◆ **DIRECTIONS FOR THIS TASK**
Find the line containing "What text is on this page?", then output it and every line after it through the end of the listing below, exactly as written.

◆ **A block of data**
"""

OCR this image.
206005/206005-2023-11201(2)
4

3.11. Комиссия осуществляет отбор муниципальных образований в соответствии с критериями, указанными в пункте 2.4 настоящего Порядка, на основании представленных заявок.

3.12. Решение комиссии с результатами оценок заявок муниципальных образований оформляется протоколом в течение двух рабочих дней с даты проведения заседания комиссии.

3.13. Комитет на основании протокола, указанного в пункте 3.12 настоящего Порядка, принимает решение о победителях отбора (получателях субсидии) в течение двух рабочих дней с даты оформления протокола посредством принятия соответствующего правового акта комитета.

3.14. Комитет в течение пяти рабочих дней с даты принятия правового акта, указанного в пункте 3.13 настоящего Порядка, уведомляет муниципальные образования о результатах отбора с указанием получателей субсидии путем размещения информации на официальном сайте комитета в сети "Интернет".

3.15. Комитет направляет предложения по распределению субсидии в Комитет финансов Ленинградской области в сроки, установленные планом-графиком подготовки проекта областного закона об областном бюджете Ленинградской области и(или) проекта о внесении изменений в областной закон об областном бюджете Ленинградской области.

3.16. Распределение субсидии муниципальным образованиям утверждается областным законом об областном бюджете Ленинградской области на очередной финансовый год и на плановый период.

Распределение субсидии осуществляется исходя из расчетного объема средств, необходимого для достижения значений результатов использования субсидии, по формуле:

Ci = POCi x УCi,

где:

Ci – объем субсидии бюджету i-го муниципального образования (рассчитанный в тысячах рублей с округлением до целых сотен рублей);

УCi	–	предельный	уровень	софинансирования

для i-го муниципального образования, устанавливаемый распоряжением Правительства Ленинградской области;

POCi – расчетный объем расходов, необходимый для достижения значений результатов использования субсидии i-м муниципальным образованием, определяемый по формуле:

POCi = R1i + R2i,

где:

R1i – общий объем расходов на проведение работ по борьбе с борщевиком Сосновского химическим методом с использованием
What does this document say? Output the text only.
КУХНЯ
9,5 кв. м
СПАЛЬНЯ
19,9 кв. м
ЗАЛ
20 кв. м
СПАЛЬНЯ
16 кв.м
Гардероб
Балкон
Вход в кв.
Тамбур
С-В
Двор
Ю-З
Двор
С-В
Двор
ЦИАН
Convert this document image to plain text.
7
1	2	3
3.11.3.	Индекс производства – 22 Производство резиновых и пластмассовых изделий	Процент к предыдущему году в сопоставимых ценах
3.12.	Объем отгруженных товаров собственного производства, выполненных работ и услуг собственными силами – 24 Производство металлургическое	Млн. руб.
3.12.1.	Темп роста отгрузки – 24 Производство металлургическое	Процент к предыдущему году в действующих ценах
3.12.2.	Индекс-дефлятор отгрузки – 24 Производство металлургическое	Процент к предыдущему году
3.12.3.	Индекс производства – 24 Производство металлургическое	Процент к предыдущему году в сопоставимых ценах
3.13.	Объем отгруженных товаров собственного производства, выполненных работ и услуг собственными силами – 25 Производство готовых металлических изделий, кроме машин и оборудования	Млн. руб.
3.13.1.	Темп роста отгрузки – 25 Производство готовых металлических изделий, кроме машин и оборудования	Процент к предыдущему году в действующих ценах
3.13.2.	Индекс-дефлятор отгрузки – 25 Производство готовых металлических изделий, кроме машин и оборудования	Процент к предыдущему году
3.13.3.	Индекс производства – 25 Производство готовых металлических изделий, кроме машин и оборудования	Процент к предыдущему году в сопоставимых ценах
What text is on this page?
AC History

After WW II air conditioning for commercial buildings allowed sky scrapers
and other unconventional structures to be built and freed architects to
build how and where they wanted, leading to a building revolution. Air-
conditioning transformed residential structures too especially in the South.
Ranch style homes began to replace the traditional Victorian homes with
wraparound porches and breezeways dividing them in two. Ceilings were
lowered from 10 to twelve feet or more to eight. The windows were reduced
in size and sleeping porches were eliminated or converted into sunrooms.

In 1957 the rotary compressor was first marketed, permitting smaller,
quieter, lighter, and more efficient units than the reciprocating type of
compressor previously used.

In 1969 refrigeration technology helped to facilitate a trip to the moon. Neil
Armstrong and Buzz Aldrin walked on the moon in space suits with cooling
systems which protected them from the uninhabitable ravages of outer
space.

"""

◆ **COMPLETE OUTPUT**
What text is on this page?
AC History

After WW II air conditioning for commercial buildings allowed sky scrapers
and other unconventional structures to be built and freed architects to
build how and where they wanted, leading to a building revolution. Air-
conditioning transformed residential structures too especially in the South.
Ranch style homes began to replace the traditional Victorian homes with
wraparound porches and breezeways dividing them in two. Ceilings were
lowered from 10 to twelve feet or more to eight. The windows were reduced
in size and sleeping porches were eliminated or converted into sunrooms.

In 1957 the rotary compressor was first marketed, permitting smaller,
quieter, lighter, and more efficient units than the reciprocating type of
compressor previously used.

In 1969 refrigeration technology helped to facilitate a trip to the moon. Neil
Armstrong and Buzz Aldrin walked on the moon in space suits with cooling
systems which protected them from the uninhabitable ravages of outer
space.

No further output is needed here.